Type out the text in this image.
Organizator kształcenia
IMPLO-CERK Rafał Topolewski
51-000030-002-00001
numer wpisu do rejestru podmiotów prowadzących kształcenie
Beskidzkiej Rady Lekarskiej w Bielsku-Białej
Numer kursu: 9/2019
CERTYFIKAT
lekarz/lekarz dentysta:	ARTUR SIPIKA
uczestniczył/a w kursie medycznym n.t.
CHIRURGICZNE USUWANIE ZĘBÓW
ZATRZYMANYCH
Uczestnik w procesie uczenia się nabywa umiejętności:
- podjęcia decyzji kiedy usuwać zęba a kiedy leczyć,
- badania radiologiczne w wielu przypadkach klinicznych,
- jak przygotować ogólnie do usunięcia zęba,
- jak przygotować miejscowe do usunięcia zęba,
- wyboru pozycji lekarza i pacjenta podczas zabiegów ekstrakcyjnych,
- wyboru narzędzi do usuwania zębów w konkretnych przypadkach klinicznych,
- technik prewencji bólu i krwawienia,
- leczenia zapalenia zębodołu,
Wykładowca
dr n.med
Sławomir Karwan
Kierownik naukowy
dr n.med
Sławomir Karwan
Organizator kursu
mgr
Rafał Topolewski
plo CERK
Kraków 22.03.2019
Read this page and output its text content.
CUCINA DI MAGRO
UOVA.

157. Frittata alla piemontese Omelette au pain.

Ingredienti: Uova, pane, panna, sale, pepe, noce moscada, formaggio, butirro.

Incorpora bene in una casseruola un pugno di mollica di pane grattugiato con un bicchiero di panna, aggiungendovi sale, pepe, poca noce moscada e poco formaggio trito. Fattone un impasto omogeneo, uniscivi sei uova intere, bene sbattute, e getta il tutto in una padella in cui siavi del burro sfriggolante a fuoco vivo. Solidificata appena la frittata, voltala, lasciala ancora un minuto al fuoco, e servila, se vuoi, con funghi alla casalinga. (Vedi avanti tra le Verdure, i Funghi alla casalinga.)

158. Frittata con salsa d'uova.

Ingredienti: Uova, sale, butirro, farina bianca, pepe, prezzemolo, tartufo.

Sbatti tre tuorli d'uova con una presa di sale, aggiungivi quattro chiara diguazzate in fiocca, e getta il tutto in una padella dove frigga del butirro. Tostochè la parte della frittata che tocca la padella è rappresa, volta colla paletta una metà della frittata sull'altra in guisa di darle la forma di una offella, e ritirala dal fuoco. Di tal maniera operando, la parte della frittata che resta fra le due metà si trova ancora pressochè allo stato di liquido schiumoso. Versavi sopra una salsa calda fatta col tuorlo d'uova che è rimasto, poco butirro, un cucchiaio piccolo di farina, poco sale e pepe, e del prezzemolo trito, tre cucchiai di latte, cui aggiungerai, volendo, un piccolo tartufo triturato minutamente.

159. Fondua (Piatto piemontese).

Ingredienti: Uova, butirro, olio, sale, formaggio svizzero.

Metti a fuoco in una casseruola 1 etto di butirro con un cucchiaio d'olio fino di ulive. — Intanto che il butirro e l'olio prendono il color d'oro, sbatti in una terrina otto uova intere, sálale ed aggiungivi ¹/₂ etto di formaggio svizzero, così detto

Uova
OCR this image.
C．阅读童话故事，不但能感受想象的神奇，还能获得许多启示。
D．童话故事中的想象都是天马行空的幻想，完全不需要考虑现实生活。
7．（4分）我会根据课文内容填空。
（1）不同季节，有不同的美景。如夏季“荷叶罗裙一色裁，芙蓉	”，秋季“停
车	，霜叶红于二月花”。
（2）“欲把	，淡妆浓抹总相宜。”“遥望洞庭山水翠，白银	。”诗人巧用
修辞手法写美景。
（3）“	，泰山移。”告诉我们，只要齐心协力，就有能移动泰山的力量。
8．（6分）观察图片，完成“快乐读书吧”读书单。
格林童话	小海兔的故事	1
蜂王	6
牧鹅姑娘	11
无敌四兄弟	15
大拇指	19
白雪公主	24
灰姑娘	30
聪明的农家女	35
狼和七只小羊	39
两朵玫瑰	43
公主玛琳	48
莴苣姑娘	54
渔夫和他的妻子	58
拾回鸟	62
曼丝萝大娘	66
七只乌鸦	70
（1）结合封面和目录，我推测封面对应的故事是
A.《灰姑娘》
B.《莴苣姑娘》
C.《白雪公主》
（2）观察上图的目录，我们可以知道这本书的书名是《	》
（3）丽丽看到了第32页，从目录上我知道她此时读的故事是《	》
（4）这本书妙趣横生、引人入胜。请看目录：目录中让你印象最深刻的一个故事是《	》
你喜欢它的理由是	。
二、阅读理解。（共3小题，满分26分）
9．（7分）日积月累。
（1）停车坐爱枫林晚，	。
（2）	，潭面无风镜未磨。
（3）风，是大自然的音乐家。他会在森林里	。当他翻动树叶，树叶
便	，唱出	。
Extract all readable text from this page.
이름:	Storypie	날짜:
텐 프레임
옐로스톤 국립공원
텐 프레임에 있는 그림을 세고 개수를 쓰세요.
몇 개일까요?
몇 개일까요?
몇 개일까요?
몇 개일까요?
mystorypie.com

> Stated task: Print exactly the lines from the one with "OCR this image." through the end of the data, inclusive.

> Result of this task:
OCR this image.
C．阅读童话故事，不但能感受想象的神奇，还能获得许多启示。
D．童话故事中的想象都是天马行空的幻想，完全不需要考虑现实生活。
7．（4分）我会根据课文内容填空。
（1）不同季节，有不同的美景。如夏季“荷叶罗裙一色裁，芙蓉	”，秋季“停
车	，霜叶红于二月花”。
（2）“欲把	，淡妆浓抹总相宜。”“遥望洞庭山水翠，白银	。”诗人巧用
修辞手法写美景。
（3）“	，泰山移。”告诉我们，只要齐心协力，就有能移动泰山的力量。
8．（6分）观察图片，完成“快乐读书吧”读书单。
格林童话	小海兔的故事	1
蜂王	6
牧鹅姑娘	11
无敌四兄弟	15
大拇指	19
白雪公主	24
灰姑娘	30
聪明的农家女	35
狼和七只小羊	39
两朵玫瑰	43
公主玛琳	48
莴苣姑娘	54
渔夫和他的妻子	58
拾回鸟	62
曼丝萝大娘	66
七只乌鸦	70
（1）结合封面和目录，我推测封面对应的故事是
A.《灰姑娘》
B.《莴苣姑娘》
C.《白雪公主》
（2）观察上图的目录，我们可以知道这本书的书名是《	》
（3）丽丽看到了第32页，从目录上我知道她此时读的故事是《	》
（4）这本书妙趣横生、引人入胜。请看目录：目录中让你印象最深刻的一个故事是《	》
你喜欢它的理由是	。
二、阅读理解。（共3小题，满分26分）
9．（7分）日积月累。
（1）停车坐爱枫林晚，	。
（2）	，潭面无风镜未磨。
（3）风，是大自然的音乐家。他会在森林里	。当他翻动树叶，树叶
便	，唱出	。
Extract all readable text from this page.
이름:	Storypie	날짜:
텐 프레임
옐로스톤 국립공원
텐 프레임에 있는 그림을 세고 개수를 쓰세요.
몇 개일까요?
몇 개일까요?
몇 개일까요?
몇 개일까요?
mystorypie.com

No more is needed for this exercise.